== INPUT RECORDS

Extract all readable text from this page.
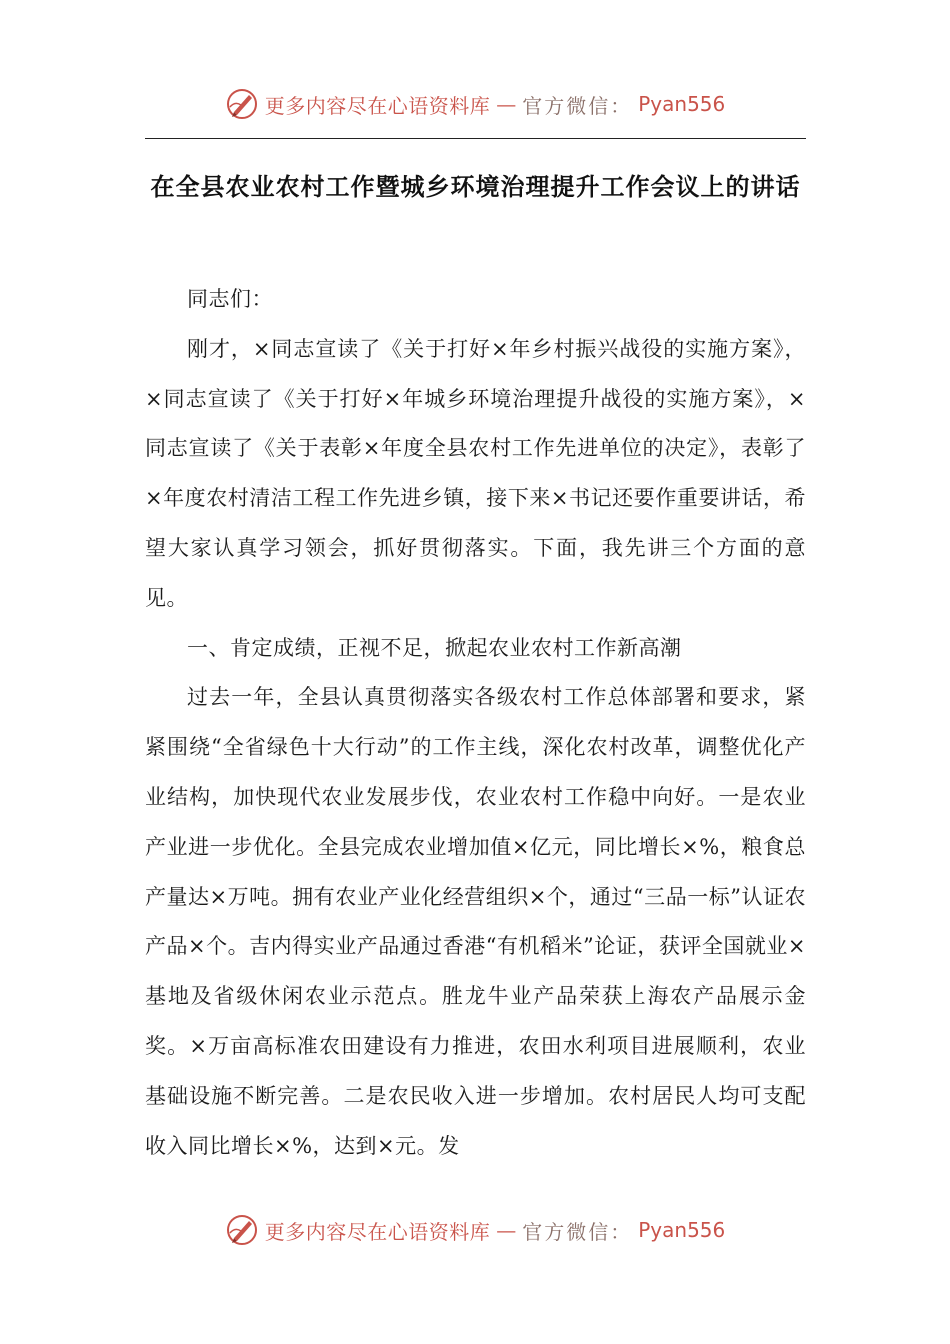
更多内容尽在心语资料库 — 官方微信： Pyan556
在全县农业农村工作暨城乡环境治理提升工作会议上的讲话

同志们：

刚才，×同志宣读了《关于打好×年乡村振兴战役的实施方案》，×同志宣读了《关于打好×年城乡环境治理提升战役的实施方案》，×同志宣读了《关于表彰×年度全县农村工作先进单位的决定》，表彰了×年度农村清洁工程工作先进乡镇，接下来×书记还要作重要讲话，希望大家认真学习领会，抓好贯彻落实。下面，我先讲三个方面的意见。

一、肯定成绩，正视不足，掀起农业农村工作新高潮

过去一年，全县认真贯彻落实各级农村工作总体部署和要求，紧紧围绕“全省绿色十大行动”的工作主线，深化农村改革，调整优化产业结构，加快现代农业发展步伐，农业农村工作稳中向好。一是农业产业进一步优化。全县完成农业增加值×亿元，同比增长×%，粮食总产量达×万吨。拥有农业产业化经营组织×个，通过“三品一标”认证农产品×个。吉内得实业产品通过香港“有机稻米”论证，获评全国就业×基地及省级休闲农业示范点。胜龙牛业产品荣获上海农产品展示金奖。×万亩高标准农田建设有力推进，农田水利项目进展顺利，农业基础设施不断完善。二是农民收入进一步增加。农村居民人均可支配收入同比增长×%，达到×元。发

更多内容尽在心语资料库 — 官方微信： Pyan556
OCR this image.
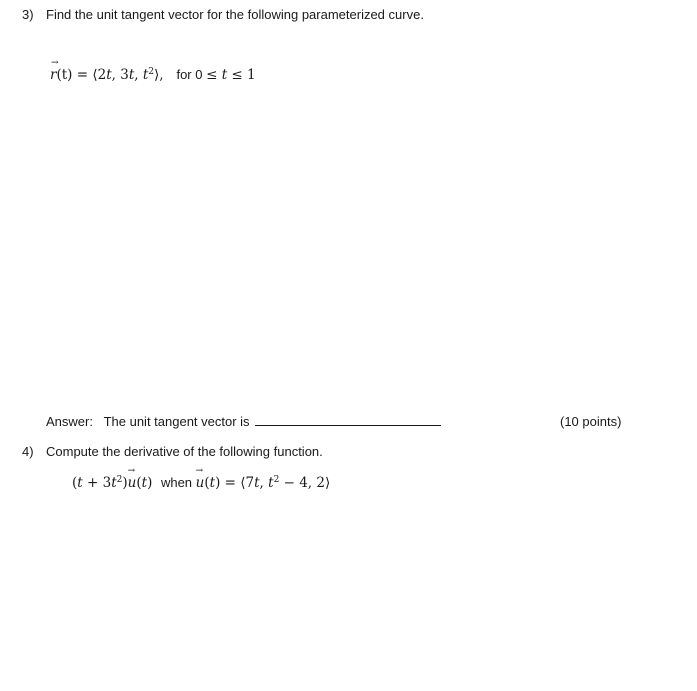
3) Find the unit tangent vector for the following parameterized curve.
→
r(t) = ⟨2t, 3t, $t^2⟩$, for 0 ≤ t ≤ 1
Answer: The unit tangent vector is	(10 points)
4) Compute the derivative of the following function.
$(t + 3t^2)$
→
u(t) when
→
u(t) = ⟨7t, $t^2 - 4$, 2⟩
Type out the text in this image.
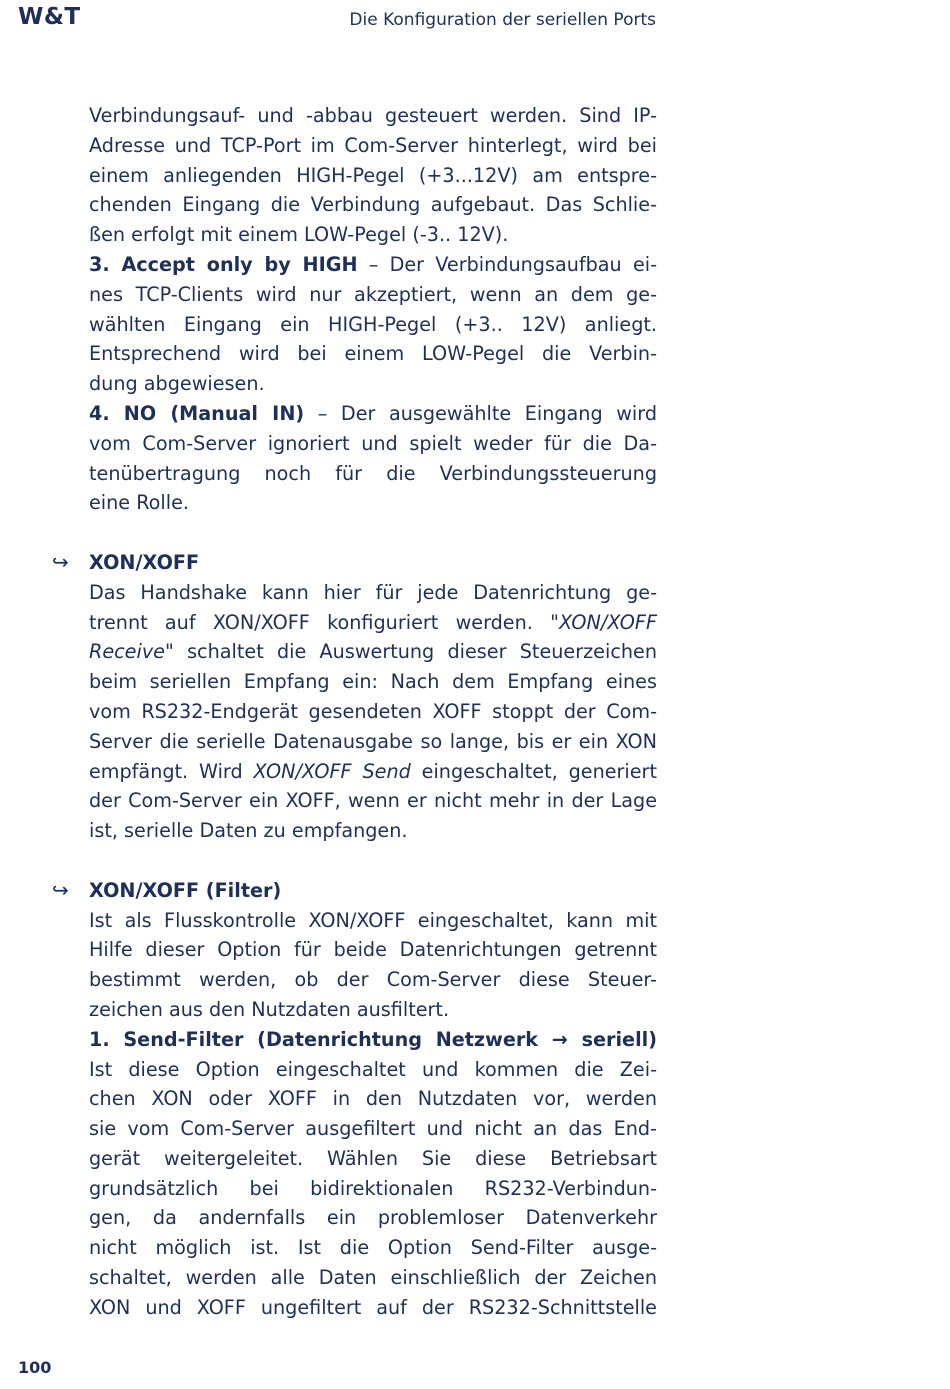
W&T	Die Konfiguration der seriellen Ports
Verbindungsauf- und -abbau gesteuert werden. Sind IP-
Adresse und TCP-Port im Com-Server hinterlegt, wird bei
einem anliegenden HIGH-Pegel (+3...12V) am entspre-
chenden Eingang die Verbindung aufgebaut. Das Schlie-
ßen erfolgt mit einem LOW-Pegel (-3.. 12V).
3. Accept only by HIGH – Der Verbindungsaufbau ei-
nes TCP-Clients wird nur akzeptiert, wenn an dem ge-
wählten Eingang ein HIGH-Pegel (+3.. 12V) anliegt.
Entsprechend wird bei einem LOW-Pegel die Verbin-
dung abgewiesen.
4. NO (Manual IN) – Der ausgewählte Eingang wird
vom Com-Server ignoriert und spielt weder für die Da-
tenübertragung noch für die Verbindungssteuerung
eine Rolle.
↪ XON/XOFF
Das Handshake kann hier für jede Datenrichtung ge-
trennt auf XON/XOFF konfiguriert werden. "XON/XOFF
Receive" schaltet die Auswertung dieser Steuerzeichen
beim seriellen Empfang ein: Nach dem Empfang eines
vom RS232-Endgerät gesendeten XOFF stoppt der Com-
Server die serielle Datenausgabe so lange, bis er ein XON
empfängt. Wird XON/XOFF Send eingeschaltet, generiert
der Com-Server ein XOFF, wenn er nicht mehr in der Lage
ist, serielle Daten zu empfangen.
↪ XON/XOFF (Filter)
Ist als Flusskontrolle XON/XOFF eingeschaltet, kann mit
Hilfe dieser Option für beide Datenrichtungen getrennt
bestimmt werden, ob der Com-Server diese Steuer-
zeichen aus den Nutzdaten ausfiltert.
1. Send-Filter (Datenrichtung Netzwerk → seriell)
Ist diese Option eingeschaltet und kommen die Zei-
chen XON oder XOFF in den Nutzdaten vor, werden
sie vom Com-Server ausgefiltert und nicht an das End-
gerät weitergeleitet. Wählen Sie diese Betriebsart
grundsätzlich bei bidirektionalen RS232-Verbindun-
gen, da andernfalls ein problemloser Datenverkehr
nicht möglich ist. Ist die Option Send-Filter ausge-
schaltet, werden alle Daten einschließlich der Zeichen
XON und XOFF ungefiltert auf der RS232-Schnittstelle
100
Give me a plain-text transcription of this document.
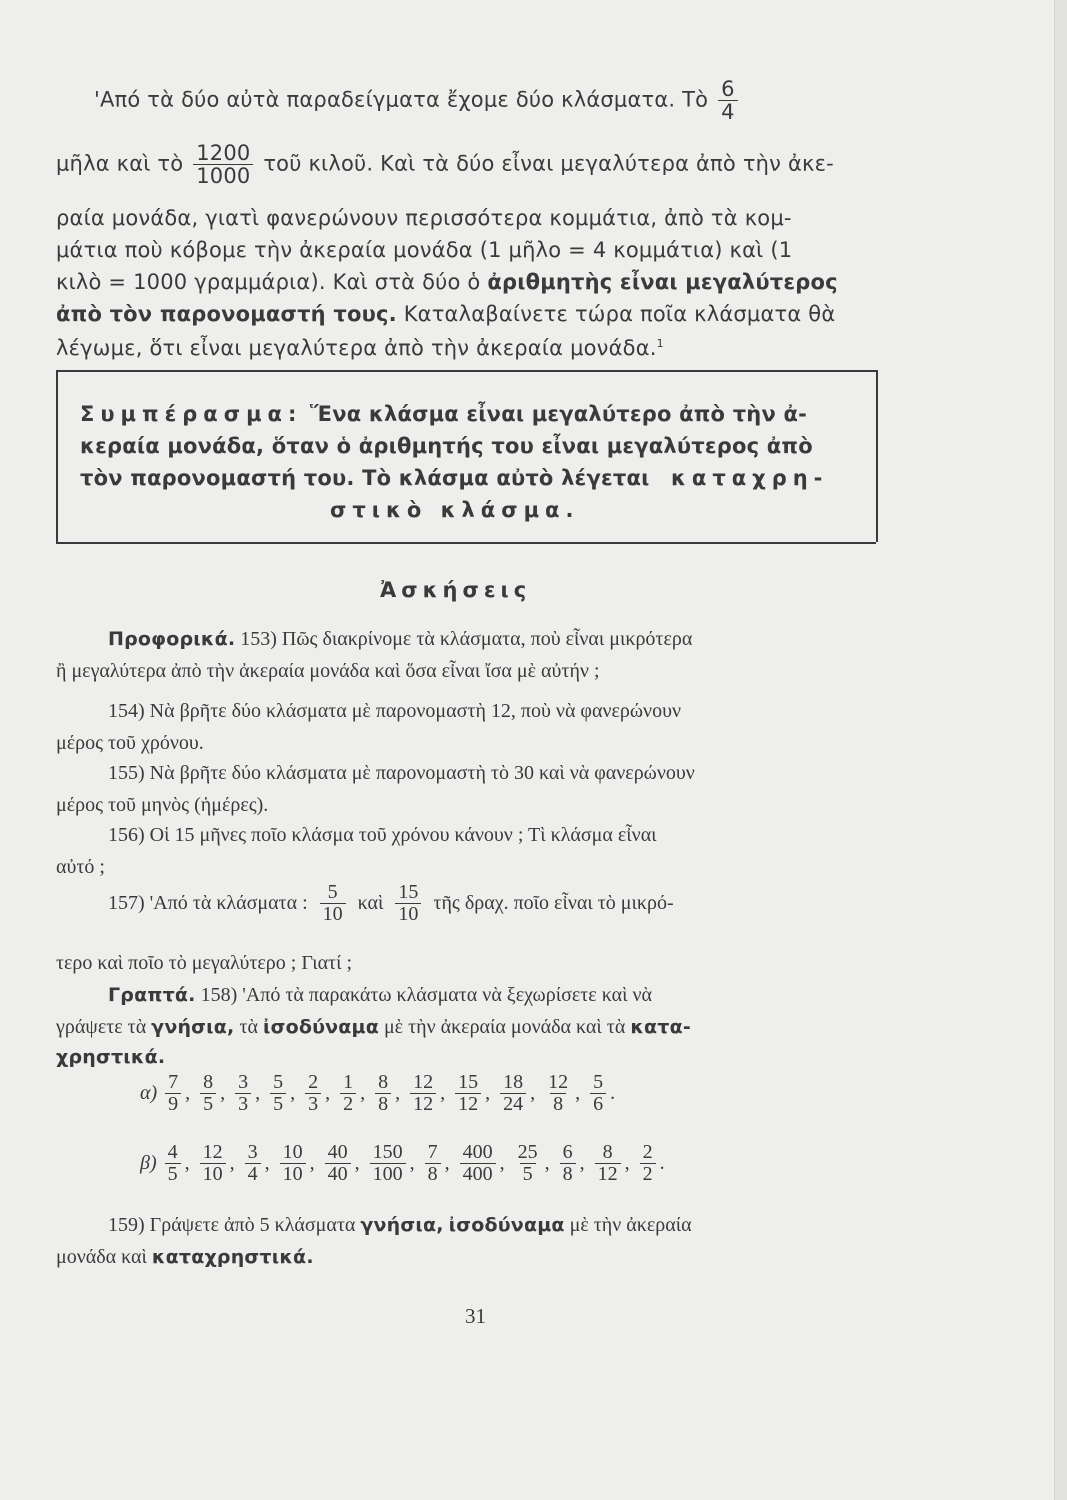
'Από τὰ δύο αὐτὰ παραδείγματα ἔχομε δύο κλάσματα. Τὸ $\frac{6}{4}$
μῆλα καὶ τὸ $\frac{1200}{1000}$ τοῦ κιλοῦ. Καὶ τὰ δύο εἶναι μεγαλύτερα ἀπὸ τὴν ἀκε-
ραία μονάδα, γιατὶ φανερώνουν περισσότερα κομμάτια, ἀπὸ τὰ κομ-
μάτια ποὺ κόβομε τὴν ἀκεραία μονάδα (1 μῆλο = 4 κομμάτια) καὶ (1
κιλὸ = 1000 γραμμάρια). Καὶ στὰ δύο ὁ ἀριθμητὴς εἶναι μεγαλύτερος
ἀπὸ τὸν παρονομαστή τους. Καταλαβαίνετε τώρα ποῖα κλάσματα θὰ
λέγωμε, ὅτι εἶναι μεγαλύτερα ἀπὸ τὴν ἀκεραία μονάδα.$^1$
Συμπέρασμα: Ἕνα κλάσμα εἶναι μεγαλύτερο ἀπὸ τὴν ἀ-
κεραία μονάδα, ὅταν ὁ ἀριθμητής του εἶναι μεγαλύτερος ἀπὸ
τὸν παρονομαστή του. Τὸ κλάσμα αὐτὸ λέγεται καταχρη-
στικὸ κλάσμα.
Ἀσκήσεις
Προφορικά. 153) Πῶς διακρίνομε τὰ κλάσματα, ποὺ εἶναι μικρότερα
ἢ μεγαλύτερα ἀπὸ τὴν ἀκεραία μονάδα καὶ ὅσα εἶναι ἴσα μὲ αὐτήν ;
154) Νὰ βρῆτε δύο κλάσματα μὲ παρονομαστὴ 12, ποὺ νὰ φανερώνουν
μέρος τοῦ χρόνου.
155) Νὰ βρῆτε δύο κλάσματα μὲ παρονομαστὴ τὸ 30 καὶ νὰ φανερώνουν
μέρος τοῦ μηνὸς (ἡμέρες).
156) Οἱ 15 μῆνες ποῖο κλάσμα τοῦ χρόνου κάνουν ; Τὶ κλάσμα εἶναι
αὐτό ;
157) 'Από τὰ κλάσματα : $\frac{5}{10}$ καὶ $\frac{15}{10}$ τῆς δραχ. ποῖο εἶναι τὸ μικρό-
τερο καὶ ποῖο τὸ μεγαλύτερο ; Γιατί ;
Γραπτά. 158) 'Από τὰ παρακάτω κλάσματα νὰ ξεχωρίσετε καὶ νὰ
γράψετε τὰ γνήσια, τὰ ἰσοδύναμα μὲ τὴν ἀκεραία μονάδα καὶ τὰ κατα-
χρηστικά.
$\alpha) \frac{7}{9}$ , $\frac{8}{5}$ , $\frac{3}{3}$ , $\frac{5}{5}$ , $\frac{2}{3}$ , $\frac{1}{2}$ , $\frac{8}{8}$ , $\frac{12}{12}$ , $\frac{15}{12}$ , $\frac{18}{24}$ , $\frac{12}{8}$ , $\frac{5}{6}$ .
$\beta) \frac{4}{5}$ , $\frac{12}{10}$ , $\frac{3}{4}$ , $\frac{10}{10}$ , $\frac{40}{40}$ , $\frac{150}{100}$ , $\frac{7}{8}$ , $\frac{400}{400}$ , $\frac{25}{5}$ , $\frac{6}{8}$ , $\frac{8}{12}$ , $\frac{2}{2}$ .
159) Γράψετε ἀπὸ 5 κλάσματα γνήσια, ἰσοδύναμα μὲ τὴν ἀκεραία
μονάδα καὶ καταχρηστικά.
31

====

— EXERCISE AIM —
Above are the records; copy every line in them that holds the word "following".

— COMPLETED EXERCISE —
3) Find the unit tangent vector for the following parameterized curve.
4) Compute the derivative of the following function.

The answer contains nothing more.